* _Enunciado escrito 1_
Cita sin cambios las entradas que aparecen más abajo, desde el comienzo de las entradas hasta la línea que contiene "360, 242, 385]", ambos extremos incluidos.

* _Fragmento del texto_
Creo que puedo decir con seguridad que nadie entiende la mecánica cuántica” afirmó en cierta ocasión el célebre físico estadounidense Richard Feynman. Si bien es cierto que Feynman era un provocador nato, también lo es que sus observaciones solían ser bastante lúcidas. Lo que Feynman pretendía poner de relieve con esta frase es la dificultad de la mente humana para aceptar la mecánica cuántica. Cuanto más se piensa en ella más marciana parece. Desafía nuestra intuición y pone patas arriba lo que pensábamos sobre el mundo que nos rodea. Y esto es así porque la física cuántica supone una ruptura radical con la física clásica, a la que estamos más acostumbrados debido a que se encuentra presente en nuestro día a día. Es fácil convencernos de la relación entre fuerzas y aceleraciones de la mecánica de Newton, porque nos hemos educado con ella y algún que otro empujón nos habremos llevado ocasionalmente. Sin embargo, no es tan sencillo tener una idea intuitiva sobre el entrelazamiento cuántico, un concepto que conocemos solamente a través de los libros.

Más allá de las ecuaciones

A finales de los años 20 teníamos todas las cartas sobre la mesa. Tras los trabajos fundamentales de Schrödinger y Heisenberg, así como las aportaciones cruciales de otros teóricos como Pauli, Born o Bohr, la mecánica cuántica estaba ya tomando su forma final. Esto se consiguió definitivamente a principios de los años 30, cuando entre Dirac y Von Neumann establecieron un conjunto de postulados matemáticos sobre los que asentar la teoría. Fue un periodo extraordinario, caracterizado por una gran efervescencia de ideas. Ahora bien, una vez encontradas las ecuaciones matemáticas que gobiernan el mundo microscópico había que interpretarlas. ¿Qué significan? ¿Cómo se relacionan con la realidad física? ¿Y qué nos dicen sobre dicha realidad?

* _Enunciado escrito 2_
Imprime sin modificaciones el tramo del texto sobre la mecánica cuántica que va desde "Más allá de" hasta "sobre dicha realidad?".

* _Datos registrados_
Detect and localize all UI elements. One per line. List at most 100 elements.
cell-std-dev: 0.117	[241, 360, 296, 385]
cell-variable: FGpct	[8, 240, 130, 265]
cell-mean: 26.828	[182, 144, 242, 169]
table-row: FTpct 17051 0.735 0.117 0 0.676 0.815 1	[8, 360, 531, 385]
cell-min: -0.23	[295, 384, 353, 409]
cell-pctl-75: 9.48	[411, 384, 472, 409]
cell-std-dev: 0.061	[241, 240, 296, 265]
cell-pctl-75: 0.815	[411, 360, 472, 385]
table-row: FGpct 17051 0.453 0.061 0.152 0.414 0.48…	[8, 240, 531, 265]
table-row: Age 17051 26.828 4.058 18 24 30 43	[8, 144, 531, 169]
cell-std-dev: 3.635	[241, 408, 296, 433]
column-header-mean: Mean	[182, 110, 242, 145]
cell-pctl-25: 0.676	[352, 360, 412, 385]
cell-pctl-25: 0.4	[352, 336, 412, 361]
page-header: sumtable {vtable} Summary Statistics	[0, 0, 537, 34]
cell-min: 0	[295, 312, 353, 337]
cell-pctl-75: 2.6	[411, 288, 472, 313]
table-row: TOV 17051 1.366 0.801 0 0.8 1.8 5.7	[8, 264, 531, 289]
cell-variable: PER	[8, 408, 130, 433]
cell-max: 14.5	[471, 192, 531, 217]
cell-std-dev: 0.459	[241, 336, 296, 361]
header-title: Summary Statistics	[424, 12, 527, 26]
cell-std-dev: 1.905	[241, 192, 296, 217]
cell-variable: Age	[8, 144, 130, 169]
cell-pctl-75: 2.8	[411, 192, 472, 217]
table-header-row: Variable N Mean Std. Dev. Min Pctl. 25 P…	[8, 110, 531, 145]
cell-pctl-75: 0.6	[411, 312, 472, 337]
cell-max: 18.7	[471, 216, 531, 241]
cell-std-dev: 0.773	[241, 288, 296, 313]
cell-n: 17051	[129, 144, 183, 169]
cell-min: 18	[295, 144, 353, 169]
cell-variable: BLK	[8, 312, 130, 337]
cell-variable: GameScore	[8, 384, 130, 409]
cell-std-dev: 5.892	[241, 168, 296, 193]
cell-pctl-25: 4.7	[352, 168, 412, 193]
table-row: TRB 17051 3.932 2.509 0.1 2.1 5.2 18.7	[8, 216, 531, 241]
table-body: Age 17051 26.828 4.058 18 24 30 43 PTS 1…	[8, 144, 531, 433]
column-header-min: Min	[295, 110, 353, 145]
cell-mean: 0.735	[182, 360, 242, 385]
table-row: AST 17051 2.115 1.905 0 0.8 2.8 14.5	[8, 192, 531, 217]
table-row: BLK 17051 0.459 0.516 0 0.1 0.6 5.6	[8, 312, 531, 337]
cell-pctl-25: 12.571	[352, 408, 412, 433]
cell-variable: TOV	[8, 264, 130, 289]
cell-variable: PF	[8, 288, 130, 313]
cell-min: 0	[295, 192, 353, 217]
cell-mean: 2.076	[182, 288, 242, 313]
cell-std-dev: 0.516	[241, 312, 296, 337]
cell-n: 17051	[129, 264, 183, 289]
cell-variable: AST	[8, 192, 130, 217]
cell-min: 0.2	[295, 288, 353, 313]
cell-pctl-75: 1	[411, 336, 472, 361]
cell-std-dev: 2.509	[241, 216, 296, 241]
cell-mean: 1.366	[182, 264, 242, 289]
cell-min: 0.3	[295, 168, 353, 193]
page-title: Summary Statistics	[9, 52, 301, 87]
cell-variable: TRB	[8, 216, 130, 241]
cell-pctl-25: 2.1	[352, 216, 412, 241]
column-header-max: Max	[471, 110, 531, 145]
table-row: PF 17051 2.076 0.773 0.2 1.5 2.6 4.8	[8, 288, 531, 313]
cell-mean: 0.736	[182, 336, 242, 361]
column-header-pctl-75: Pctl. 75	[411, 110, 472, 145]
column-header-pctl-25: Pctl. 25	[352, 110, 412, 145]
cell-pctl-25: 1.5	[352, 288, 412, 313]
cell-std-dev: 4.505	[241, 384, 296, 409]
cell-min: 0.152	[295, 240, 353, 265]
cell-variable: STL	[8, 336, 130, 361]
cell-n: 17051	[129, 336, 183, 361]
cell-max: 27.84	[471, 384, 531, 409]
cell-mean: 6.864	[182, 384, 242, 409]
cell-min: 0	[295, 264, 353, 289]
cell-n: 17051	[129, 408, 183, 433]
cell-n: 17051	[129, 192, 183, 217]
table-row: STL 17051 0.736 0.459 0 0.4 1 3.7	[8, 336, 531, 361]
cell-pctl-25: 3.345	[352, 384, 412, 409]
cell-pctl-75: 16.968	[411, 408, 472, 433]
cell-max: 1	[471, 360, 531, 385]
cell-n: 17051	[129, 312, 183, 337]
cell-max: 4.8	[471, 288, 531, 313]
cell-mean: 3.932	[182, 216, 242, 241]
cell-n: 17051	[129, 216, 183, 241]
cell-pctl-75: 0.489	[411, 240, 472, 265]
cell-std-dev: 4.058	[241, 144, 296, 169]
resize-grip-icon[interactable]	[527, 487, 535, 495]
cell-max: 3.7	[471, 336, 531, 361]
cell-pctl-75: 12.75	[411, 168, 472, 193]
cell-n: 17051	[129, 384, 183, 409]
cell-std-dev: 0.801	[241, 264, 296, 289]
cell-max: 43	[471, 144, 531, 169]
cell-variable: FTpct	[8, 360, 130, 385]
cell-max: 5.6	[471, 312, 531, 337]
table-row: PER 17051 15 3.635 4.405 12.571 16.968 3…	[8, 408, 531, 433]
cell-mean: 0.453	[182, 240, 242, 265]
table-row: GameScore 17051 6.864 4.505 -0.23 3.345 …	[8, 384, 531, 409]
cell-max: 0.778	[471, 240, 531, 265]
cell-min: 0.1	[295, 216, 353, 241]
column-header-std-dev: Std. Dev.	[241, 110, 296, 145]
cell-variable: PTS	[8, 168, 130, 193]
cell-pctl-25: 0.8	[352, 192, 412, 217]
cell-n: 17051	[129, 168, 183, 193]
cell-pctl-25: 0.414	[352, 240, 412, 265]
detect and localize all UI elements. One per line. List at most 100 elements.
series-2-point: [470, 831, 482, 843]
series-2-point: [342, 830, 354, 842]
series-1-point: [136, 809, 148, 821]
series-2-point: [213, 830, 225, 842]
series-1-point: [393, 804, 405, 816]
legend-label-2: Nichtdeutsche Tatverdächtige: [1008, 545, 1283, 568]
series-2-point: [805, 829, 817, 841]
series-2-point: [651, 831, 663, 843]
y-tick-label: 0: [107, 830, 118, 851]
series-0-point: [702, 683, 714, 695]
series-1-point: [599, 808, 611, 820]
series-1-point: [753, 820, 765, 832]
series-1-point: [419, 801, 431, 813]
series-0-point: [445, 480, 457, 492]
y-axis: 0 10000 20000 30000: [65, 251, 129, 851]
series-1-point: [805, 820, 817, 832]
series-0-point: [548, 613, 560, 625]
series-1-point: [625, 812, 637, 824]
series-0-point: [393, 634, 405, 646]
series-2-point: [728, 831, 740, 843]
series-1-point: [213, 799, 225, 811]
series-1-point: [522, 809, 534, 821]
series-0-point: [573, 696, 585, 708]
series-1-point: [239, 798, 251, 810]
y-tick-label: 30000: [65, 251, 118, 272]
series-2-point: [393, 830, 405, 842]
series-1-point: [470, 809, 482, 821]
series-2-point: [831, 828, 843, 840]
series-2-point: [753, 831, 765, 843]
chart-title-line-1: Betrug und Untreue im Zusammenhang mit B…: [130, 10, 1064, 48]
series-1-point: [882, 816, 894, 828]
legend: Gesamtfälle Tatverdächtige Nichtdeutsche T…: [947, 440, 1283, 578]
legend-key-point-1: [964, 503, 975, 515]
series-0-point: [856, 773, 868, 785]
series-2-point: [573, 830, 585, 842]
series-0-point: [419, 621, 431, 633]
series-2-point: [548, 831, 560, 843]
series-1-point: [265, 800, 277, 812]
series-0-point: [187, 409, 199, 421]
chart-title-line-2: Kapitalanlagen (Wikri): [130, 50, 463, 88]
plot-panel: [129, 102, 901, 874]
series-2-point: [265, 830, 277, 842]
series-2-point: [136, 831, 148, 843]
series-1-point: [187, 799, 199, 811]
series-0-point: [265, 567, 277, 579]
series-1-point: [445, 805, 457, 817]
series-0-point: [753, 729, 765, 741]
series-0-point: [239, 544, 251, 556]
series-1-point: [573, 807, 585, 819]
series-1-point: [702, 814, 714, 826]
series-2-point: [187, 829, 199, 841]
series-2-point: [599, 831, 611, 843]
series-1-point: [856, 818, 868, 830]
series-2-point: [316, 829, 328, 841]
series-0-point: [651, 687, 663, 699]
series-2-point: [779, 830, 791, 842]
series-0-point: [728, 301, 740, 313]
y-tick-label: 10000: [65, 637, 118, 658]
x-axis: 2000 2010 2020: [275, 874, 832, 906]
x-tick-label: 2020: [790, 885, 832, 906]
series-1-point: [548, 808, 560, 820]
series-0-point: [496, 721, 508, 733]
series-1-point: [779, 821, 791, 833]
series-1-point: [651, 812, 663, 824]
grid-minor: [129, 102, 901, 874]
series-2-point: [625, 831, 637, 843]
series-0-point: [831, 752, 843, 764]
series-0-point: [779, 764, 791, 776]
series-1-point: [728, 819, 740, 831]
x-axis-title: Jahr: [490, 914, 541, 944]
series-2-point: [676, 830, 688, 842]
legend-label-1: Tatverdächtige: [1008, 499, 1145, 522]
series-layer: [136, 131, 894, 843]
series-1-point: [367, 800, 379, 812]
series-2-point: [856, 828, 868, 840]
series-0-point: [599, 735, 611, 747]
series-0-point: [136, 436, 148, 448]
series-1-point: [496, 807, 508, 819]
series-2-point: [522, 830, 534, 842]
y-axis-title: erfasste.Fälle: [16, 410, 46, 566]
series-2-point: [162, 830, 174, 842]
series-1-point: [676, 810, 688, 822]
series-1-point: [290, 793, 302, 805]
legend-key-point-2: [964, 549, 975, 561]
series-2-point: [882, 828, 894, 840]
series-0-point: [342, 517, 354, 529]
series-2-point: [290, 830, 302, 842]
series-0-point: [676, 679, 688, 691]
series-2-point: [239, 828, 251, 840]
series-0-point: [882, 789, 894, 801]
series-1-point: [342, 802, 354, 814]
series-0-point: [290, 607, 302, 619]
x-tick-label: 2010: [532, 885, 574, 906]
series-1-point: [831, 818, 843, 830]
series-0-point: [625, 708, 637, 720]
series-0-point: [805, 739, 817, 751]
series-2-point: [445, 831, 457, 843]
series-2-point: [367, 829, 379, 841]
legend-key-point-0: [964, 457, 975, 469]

* _Respuesta completa 1_
Detect and localize all UI elements. One per line. List at most 100 elements.
cell-std-dev: 0.117	[241, 360, 296, 385]
cell-variable: FGpct	[8, 240, 130, 265]
cell-mean: 26.828	[182, 144, 242, 169]
table-row: FTpct 17051 0.735 0.117 0 0.676 0.815 1	[8, 360, 531, 385]
cell-min: -0.23	[295, 384, 353, 409]
cell-pctl-75: 9.48	[411, 384, 472, 409]
cell-std-dev: 0.061	[241, 240, 296, 265]
cell-pctl-75: 0.815	[411, 360, 472, 385]
table-row: FGpct 17051 0.453 0.061 0.152 0.414 0.48…	[8, 240, 531, 265]
table-row: Age 17051 26.828 4.058 18 24 30 43	[8, 144, 531, 169]
cell-std-dev: 3.635	[241, 408, 296, 433]
column-header-mean: Mean	[182, 110, 242, 145]
cell-pctl-25: 0.676	[352, 360, 412, 385]
cell-pctl-25: 0.4	[352, 336, 412, 361]
page-header: sumtable {vtable} Summary Statistics	[0, 0, 537, 34]
cell-min: 0	[295, 312, 353, 337]
cell-pctl-75: 2.6	[411, 288, 472, 313]
table-row: TOV 17051 1.366 0.801 0 0.8 1.8 5.7	[8, 264, 531, 289]
cell-variable: PER	[8, 408, 130, 433]
cell-max: 14.5	[471, 192, 531, 217]
cell-std-dev: 0.459	[241, 336, 296, 361]
header-title: Summary Statistics	[424, 12, 527, 26]
cell-std-dev: 1.905	[241, 192, 296, 217]
cell-variable: Age	[8, 144, 130, 169]
cell-pctl-75: 2.8	[411, 192, 472, 217]
table-header-row: Variable N Mean Std. Dev. Min Pctl. 25 P…	[8, 110, 531, 145]
cell-pctl-75: 0.6	[411, 312, 472, 337]
cell-max: 18.7	[471, 216, 531, 241]
cell-std-dev: 0.773	[241, 288, 296, 313]
cell-n: 17051	[129, 144, 183, 169]
cell-min: 18	[295, 144, 353, 169]
cell-variable: BLK	[8, 312, 130, 337]
cell-variable: GameScore	[8, 384, 130, 409]
cell-std-dev: 5.892	[241, 168, 296, 193]
cell-pctl-25: 4.7	[352, 168, 412, 193]
table-row: TRB 17051 3.932 2.509 0.1 2.1 5.2 18.7	[8, 216, 531, 241]
table-body: Age 17051 26.828 4.058 18 24 30 43 PTS 1…	[8, 144, 531, 433]
column-header-min: Min	[295, 110, 353, 145]
cell-mean: 0.735	[182, 360, 242, 385]

* _Respuesta completa 2_
Más allá de las ecuaciones

A finales de los años 20 teníamos todas las cartas sobre la mesa. Tras los trabajos fundamentales de Schrödinger y Heisenberg, así como las aportaciones cruciales de otros teóricos como Pauli, Born o Bohr, la mecánica cuántica estaba ya tomando su forma final. Esto se consiguió definitivamente a principios de los años 30, cuando entre Dirac y Von Neumann establecieron un conjunto de postulados matemáticos sobre los que asentar la teoría. Fue un periodo extraordinario, caracterizado por una gran efervescencia de ideas. Ahora bien, una vez encontradas las ecuaciones matemáticas que gobiernan el mundo microscópico había que interpretarlas. ¿Qué significan? ¿Cómo se relacionan con la realidad física? ¿Y qué nos dicen sobre dicha realidad?